Aim of the task:
Transcribe the whole listing without a single picture.

--

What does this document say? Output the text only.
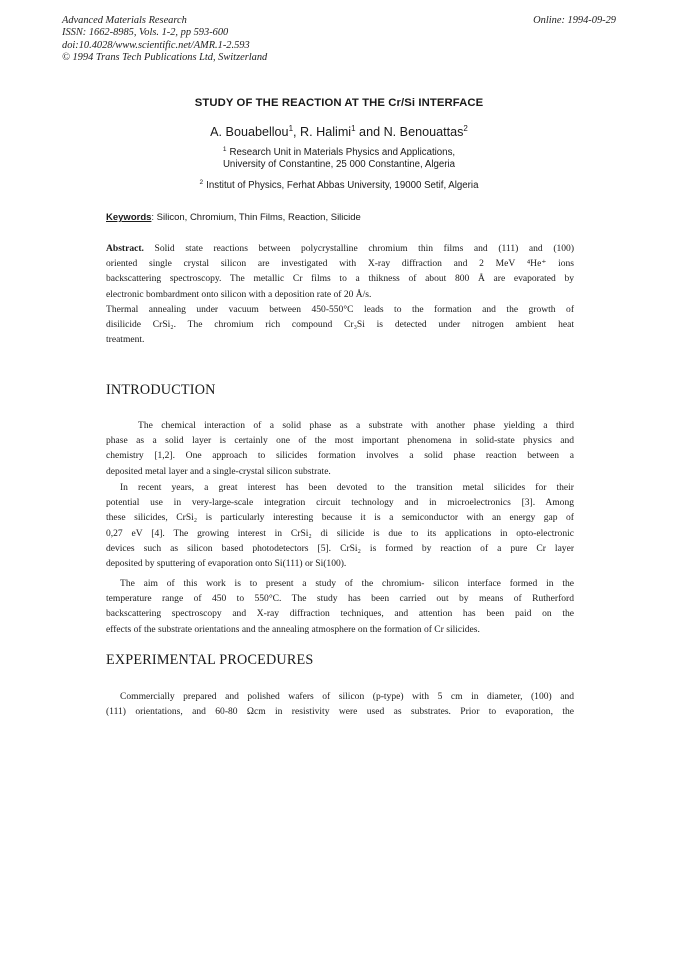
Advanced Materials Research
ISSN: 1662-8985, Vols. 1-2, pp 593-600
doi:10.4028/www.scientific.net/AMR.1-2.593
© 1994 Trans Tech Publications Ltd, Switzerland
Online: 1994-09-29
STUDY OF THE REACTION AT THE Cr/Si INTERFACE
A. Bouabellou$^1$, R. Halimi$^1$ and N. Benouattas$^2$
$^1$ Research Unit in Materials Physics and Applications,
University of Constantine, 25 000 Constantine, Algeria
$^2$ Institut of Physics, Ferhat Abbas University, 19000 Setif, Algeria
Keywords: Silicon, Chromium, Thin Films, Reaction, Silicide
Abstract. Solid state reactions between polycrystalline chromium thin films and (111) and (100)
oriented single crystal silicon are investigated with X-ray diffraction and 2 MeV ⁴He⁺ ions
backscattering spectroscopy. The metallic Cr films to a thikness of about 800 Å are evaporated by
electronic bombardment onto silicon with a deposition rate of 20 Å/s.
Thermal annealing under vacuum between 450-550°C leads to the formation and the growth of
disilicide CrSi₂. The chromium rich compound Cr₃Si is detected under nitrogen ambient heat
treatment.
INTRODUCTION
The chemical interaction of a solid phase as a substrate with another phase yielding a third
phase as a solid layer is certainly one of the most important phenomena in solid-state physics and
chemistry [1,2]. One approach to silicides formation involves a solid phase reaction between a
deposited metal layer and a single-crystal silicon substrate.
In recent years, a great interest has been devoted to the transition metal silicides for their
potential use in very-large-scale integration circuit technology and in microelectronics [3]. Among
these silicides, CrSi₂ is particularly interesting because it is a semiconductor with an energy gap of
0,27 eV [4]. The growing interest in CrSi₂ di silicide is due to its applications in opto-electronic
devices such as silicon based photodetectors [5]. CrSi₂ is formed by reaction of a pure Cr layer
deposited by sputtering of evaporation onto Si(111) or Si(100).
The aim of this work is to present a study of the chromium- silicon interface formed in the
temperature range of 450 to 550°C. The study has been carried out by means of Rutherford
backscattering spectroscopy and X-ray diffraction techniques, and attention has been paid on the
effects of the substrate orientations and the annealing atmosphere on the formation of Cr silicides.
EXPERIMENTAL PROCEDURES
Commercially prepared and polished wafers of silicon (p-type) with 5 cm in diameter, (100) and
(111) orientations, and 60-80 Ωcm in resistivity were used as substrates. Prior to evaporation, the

--

Solution for this exercise:
What does this document say? Output the text only.
Advanced Materials Research
ISSN: 1662-8985, Vols. 1-2, pp 593-600
doi:10.4028/www.scientific.net/AMR.1-2.593
© 1994 Trans Tech Publications Ltd, Switzerland
Online: 1994-09-29
STUDY OF THE REACTION AT THE Cr/Si INTERFACE
A. Bouabellou$^1$, R. Halimi$^1$ and N. Benouattas$^2$
$^1$ Research Unit in Materials Physics and Applications,
University of Constantine, 25 000 Constantine, Algeria
$^2$ Institut of Physics, Ferhat Abbas University, 19000 Setif, Algeria
Keywords: Silicon, Chromium, Thin Films, Reaction, Silicide
Abstract. Solid state reactions between polycrystalline chromium thin films and (111) and (100)
oriented single crystal silicon are investigated with X-ray diffraction and 2 MeV ⁴He⁺ ions
backscattering spectroscopy. The metallic Cr films to a thikness of about 800 Å are evaporated by
electronic bombardment onto silicon with a deposition rate of 20 Å/s.
Thermal annealing under vacuum between 450-550°C leads to the formation and the growth of
disilicide CrSi₂. The chromium rich compound Cr₃Si is detected under nitrogen ambient heat
treatment.
INTRODUCTION
The chemical interaction of a solid phase as a substrate with another phase yielding a third
phase as a solid layer is certainly one of the most important phenomena in solid-state physics and
chemistry [1,2]. One approach to silicides formation involves a solid phase reaction between a
deposited metal layer and a single-crystal silicon substrate.
In recent years, a great interest has been devoted to the transition metal silicides for their
potential use in very-large-scale integration circuit technology and in microelectronics [3]. Among
these silicides, CrSi₂ is particularly interesting because it is a semiconductor with an energy gap of
0,27 eV [4]. The growing interest in CrSi₂ di silicide is due to its applications in opto-electronic
devices such as silicon based photodetectors [5]. CrSi₂ is formed by reaction of a pure Cr layer
deposited by sputtering of evaporation onto Si(111) or Si(100).
The aim of this work is to present a study of the chromium- silicon interface formed in the
temperature range of 450 to 550°C. The study has been carried out by means of Rutherford
backscattering spectroscopy and X-ray diffraction techniques, and attention has been paid on the
effects of the substrate orientations and the annealing atmosphere on the formation of Cr silicides.
EXPERIMENTAL PROCEDURES
Commercially prepared and polished wafers of silicon (p-type) with 5 cm in diameter, (100) and
(111) orientations, and 60-80 Ωcm in resistivity were used as substrates. Prior to evaporation, the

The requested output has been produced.